THE PROBLEM:
In your copy, leave out the pictures and repeat the entries below exactly.

RECORDED DATA:

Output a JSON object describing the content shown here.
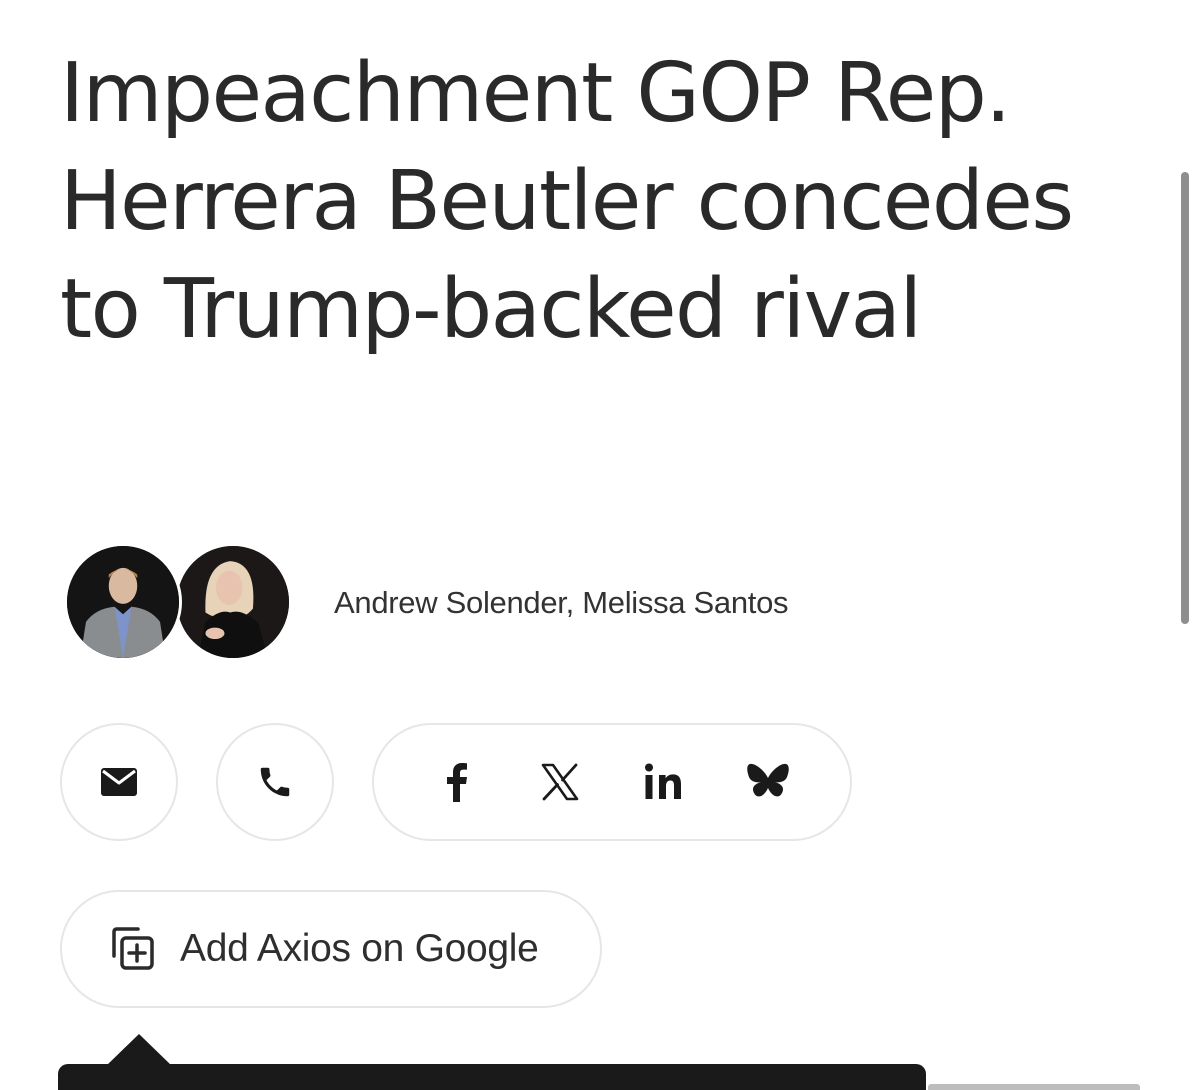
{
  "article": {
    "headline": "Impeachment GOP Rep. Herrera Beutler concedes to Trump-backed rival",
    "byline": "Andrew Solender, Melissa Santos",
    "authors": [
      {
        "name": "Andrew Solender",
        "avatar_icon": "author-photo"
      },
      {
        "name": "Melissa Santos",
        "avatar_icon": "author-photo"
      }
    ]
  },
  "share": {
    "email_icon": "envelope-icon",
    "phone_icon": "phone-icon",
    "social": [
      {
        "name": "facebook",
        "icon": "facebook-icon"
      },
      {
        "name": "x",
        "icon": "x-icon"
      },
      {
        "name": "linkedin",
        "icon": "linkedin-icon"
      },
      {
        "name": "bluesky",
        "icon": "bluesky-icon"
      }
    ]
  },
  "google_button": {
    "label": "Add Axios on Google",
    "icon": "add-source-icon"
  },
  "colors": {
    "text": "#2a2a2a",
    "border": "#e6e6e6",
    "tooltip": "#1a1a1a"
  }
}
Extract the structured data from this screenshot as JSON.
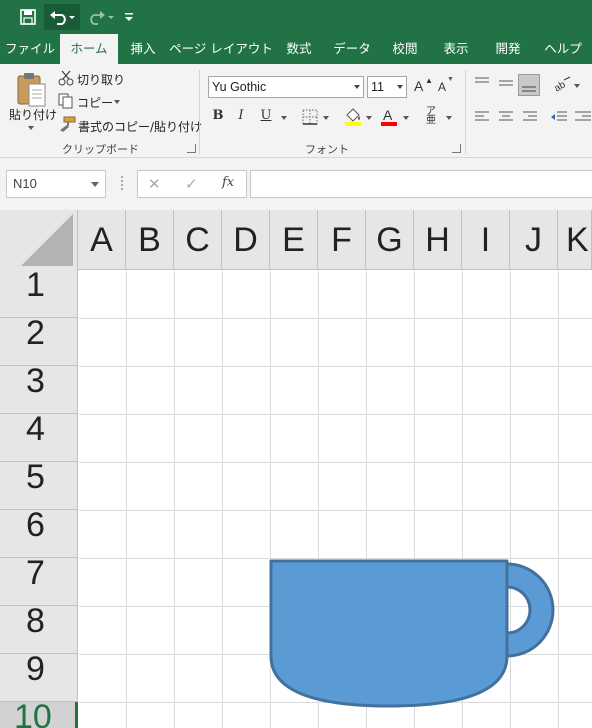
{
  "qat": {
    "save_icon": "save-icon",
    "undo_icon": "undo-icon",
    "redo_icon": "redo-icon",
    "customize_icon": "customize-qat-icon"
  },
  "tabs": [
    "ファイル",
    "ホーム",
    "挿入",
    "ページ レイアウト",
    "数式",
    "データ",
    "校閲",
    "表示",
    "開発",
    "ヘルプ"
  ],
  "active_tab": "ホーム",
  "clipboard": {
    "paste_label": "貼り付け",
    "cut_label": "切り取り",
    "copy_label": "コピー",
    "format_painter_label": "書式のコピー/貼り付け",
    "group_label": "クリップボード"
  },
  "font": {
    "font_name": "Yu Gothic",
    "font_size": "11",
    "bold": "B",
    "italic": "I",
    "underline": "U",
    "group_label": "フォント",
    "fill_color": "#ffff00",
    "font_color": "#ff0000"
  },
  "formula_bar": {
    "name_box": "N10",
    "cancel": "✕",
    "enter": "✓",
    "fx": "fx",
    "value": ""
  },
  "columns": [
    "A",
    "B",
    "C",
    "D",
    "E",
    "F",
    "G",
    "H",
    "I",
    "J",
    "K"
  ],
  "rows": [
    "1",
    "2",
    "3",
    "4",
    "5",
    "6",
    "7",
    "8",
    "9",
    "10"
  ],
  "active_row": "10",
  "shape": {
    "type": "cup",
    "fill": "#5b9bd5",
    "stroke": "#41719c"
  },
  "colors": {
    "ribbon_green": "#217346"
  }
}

EXERCISE RESPONSE:
Output a JSON object describing the content shown here.
{
  "article": {
    "headline": "Impeachment GOP Rep. Herrera Beutler concedes to Trump-backed rival",
    "byline": "Andrew Solender, Melissa Santos",
    "authors": [
      {
        "name": "Andrew Solender",
        "avatar_icon": "author-photo"
      },
      {
        "name": "Melissa Santos",
        "avatar_icon": "author-photo"
      }
    ]
  },
  "share": {
    "email_icon": "envelope-icon",
    "phone_icon": "phone-icon",
    "social": [
      {
        "name": "facebook",
        "icon": "facebook-icon"
      },
      {
        "name": "x",
        "icon": "x-icon"
      },
      {
        "name": "linkedin",
        "icon": "linkedin-icon"
      },
      {
        "name": "bluesky",
        "icon": "bluesky-icon"
      }
    ]
  },
  "google_button": {
    "label": "Add Axios on Google",
    "icon": "add-source-icon"
  },
  "colors": {
    "text": "#2a2a2a",
    "border": "#e6e6e6",
    "tooltip": "#1a1a1a"
  }
}
Extract the structured data from this screenshot as JSON.
{
  "qat": {
    "save_icon": "save-icon",
    "undo_icon": "undo-icon",
    "redo_icon": "redo-icon",
    "customize_icon": "customize-qat-icon"
  },
  "tabs": [
    "ファイル",
    "ホーム",
    "挿入",
    "ページ レイアウト",
    "数式",
    "データ",
    "校閲",
    "表示",
    "開発",
    "ヘルプ"
  ],
  "active_tab": "ホーム",
  "clipboard": {
    "paste_label": "貼り付け",
    "cut_label": "切り取り",
    "copy_label": "コピー",
    "format_painter_label": "書式のコピー/貼り付け",
    "group_label": "クリップボード"
  },
  "font": {
    "font_name": "Yu Gothic",
    "font_size": "11",
    "bold": "B",
    "italic": "I",
    "underline": "U",
    "group_label": "フォント",
    "fill_color": "#ffff00",
    "font_color": "#ff0000"
  },
  "formula_bar": {
    "name_box": "N10",
    "cancel": "✕",
    "enter": "✓",
    "fx": "fx",
    "value": ""
  },
  "columns": [
    "A",
    "B",
    "C",
    "D",
    "E",
    "F",
    "G",
    "H",
    "I",
    "J",
    "K"
  ],
  "rows": [
    "1",
    "2",
    "3",
    "4",
    "5",
    "6",
    "7",
    "8",
    "9",
    "10"
  ],
  "active_row": "10",
  "shape": {
    "type": "cup",
    "fill": "#5b9bd5",
    "stroke": "#41719c"
  },
  "colors": {
    "ribbon_green": "#217346"
  }
}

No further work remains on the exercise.